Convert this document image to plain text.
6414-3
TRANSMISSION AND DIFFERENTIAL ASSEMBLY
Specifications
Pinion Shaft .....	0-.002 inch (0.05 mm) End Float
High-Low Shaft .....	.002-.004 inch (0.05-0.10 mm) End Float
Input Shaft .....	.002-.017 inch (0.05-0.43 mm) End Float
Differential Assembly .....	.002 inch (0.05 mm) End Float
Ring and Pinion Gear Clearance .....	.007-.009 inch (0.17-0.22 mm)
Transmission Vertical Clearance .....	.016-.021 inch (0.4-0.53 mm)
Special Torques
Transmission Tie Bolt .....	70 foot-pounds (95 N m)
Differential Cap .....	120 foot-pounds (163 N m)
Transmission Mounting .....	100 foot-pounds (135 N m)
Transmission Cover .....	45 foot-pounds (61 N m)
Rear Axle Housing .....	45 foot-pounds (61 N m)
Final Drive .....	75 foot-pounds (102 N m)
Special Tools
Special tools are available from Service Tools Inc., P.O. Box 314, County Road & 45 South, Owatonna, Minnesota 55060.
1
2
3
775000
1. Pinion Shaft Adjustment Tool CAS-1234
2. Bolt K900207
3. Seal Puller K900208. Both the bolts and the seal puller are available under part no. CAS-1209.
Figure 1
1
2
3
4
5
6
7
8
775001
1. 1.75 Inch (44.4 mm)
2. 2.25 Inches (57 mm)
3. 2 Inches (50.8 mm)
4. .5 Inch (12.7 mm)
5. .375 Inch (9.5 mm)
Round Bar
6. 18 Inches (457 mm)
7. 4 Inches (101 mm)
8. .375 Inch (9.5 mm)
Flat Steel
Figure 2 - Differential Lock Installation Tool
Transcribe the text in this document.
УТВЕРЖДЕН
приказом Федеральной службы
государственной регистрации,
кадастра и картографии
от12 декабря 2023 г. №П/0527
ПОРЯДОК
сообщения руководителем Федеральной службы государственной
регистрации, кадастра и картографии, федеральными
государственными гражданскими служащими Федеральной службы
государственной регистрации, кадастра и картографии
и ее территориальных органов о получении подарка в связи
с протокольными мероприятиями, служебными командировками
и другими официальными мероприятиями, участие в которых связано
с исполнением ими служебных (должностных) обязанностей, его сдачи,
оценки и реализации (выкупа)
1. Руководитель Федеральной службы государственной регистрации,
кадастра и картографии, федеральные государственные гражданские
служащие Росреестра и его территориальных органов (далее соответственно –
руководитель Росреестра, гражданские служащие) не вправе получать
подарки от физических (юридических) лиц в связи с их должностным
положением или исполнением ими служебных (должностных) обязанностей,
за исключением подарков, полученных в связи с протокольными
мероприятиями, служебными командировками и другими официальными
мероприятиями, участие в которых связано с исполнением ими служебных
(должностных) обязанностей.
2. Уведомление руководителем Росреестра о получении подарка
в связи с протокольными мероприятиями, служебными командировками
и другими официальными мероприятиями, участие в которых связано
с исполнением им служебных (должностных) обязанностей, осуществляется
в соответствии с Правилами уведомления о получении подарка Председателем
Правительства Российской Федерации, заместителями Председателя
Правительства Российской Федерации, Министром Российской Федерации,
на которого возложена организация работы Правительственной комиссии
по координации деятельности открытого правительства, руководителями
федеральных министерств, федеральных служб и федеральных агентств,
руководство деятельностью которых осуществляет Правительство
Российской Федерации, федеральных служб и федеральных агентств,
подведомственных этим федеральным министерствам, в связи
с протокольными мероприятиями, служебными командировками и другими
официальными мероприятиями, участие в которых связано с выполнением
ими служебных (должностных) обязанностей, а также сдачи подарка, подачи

_ _ _

### Challenge
Would you restate each of the entries word for word?

### Full solution
Convert this document image to plain text.
6414-3
TRANSMISSION AND DIFFERENTIAL ASSEMBLY
Specifications
Pinion Shaft .....	0-.002 inch (0.05 mm) End Float
High-Low Shaft .....	.002-.004 inch (0.05-0.10 mm) End Float
Input Shaft .....	.002-.017 inch (0.05-0.43 mm) End Float
Differential Assembly .....	.002 inch (0.05 mm) End Float
Ring and Pinion Gear Clearance .....	.007-.009 inch (0.17-0.22 mm)
Transmission Vertical Clearance .....	.016-.021 inch (0.4-0.53 mm)
Special Torques
Transmission Tie Bolt .....	70 foot-pounds (95 N m)
Differential Cap .....	120 foot-pounds (163 N m)
Transmission Mounting .....	100 foot-pounds (135 N m)
Transmission Cover .....	45 foot-pounds (61 N m)
Rear Axle Housing .....	45 foot-pounds (61 N m)
Final Drive .....	75 foot-pounds (102 N m)
Special Tools
Special tools are available from Service Tools Inc., P.O. Box 314, County Road & 45 South, Owatonna, Minnesota 55060.
1
2
3
775000
1. Pinion Shaft Adjustment Tool CAS-1234
2. Bolt K900207
3. Seal Puller K900208. Both the bolts and the seal puller are available under part no. CAS-1209.
Figure 1
1
2
3
4
5
6
7
8
775001
1. 1.75 Inch (44.4 mm)
2. 2.25 Inches (57 mm)
3. 2 Inches (50.8 mm)
4. .5 Inch (12.7 mm)
5. .375 Inch (9.5 mm)
Round Bar
6. 18 Inches (457 mm)
7. 4 Inches (101 mm)
8. .375 Inch (9.5 mm)
Flat Steel
Figure 2 - Differential Lock Installation Tool
Transcribe the text in this document.
УТВЕРЖДЕН
приказом Федеральной службы
государственной регистрации,
кадастра и картографии
от12 декабря 2023 г. №П/0527
ПОРЯДОК
сообщения руководителем Федеральной службы государственной
регистрации, кадастра и картографии, федеральными
государственными гражданскими служащими Федеральной службы
государственной регистрации, кадастра и картографии
и ее территориальных органов о получении подарка в связи
с протокольными мероприятиями, служебными командировками
и другими официальными мероприятиями, участие в которых связано
с исполнением ими служебных (должностных) обязанностей, его сдачи,
оценки и реализации (выкупа)
1. Руководитель Федеральной службы государственной регистрации,
кадастра и картографии, федеральные государственные гражданские
служащие Росреестра и его территориальных органов (далее соответственно –
руководитель Росреестра, гражданские служащие) не вправе получать
подарки от физических (юридических) лиц в связи с их должностным
положением или исполнением ими служебных (должностных) обязанностей,
за исключением подарков, полученных в связи с протокольными
мероприятиями, служебными командировками и другими официальными
мероприятиями, участие в которых связано с исполнением ими служебных
(должностных) обязанностей.
2. Уведомление руководителем Росреестра о получении подарка
в связи с протокольными мероприятиями, служебными командировками
и другими официальными мероприятиями, участие в которых связано
с исполнением им служебных (должностных) обязанностей, осуществляется
в соответствии с Правилами уведомления о получении подарка Председателем
Правительства Российской Федерации, заместителями Председателя
Правительства Российской Федерации, Министром Российской Федерации,
на которого возложена организация работы Правительственной комиссии
по координации деятельности открытого правительства, руководителями
федеральных министерств, федеральных служб и федеральных агентств,
руководство деятельностью которых осуществляет Правительство
Российской Федерации, федеральных служб и федеральных агентств,
подведомственных этим федеральным министерствам, в связи
с протокольными мероприятиями, служебными командировками и другими
официальными мероприятиями, участие в которых связано с выполнением
ими служебных (должностных) обязанностей, а также сдачи подарка, подачи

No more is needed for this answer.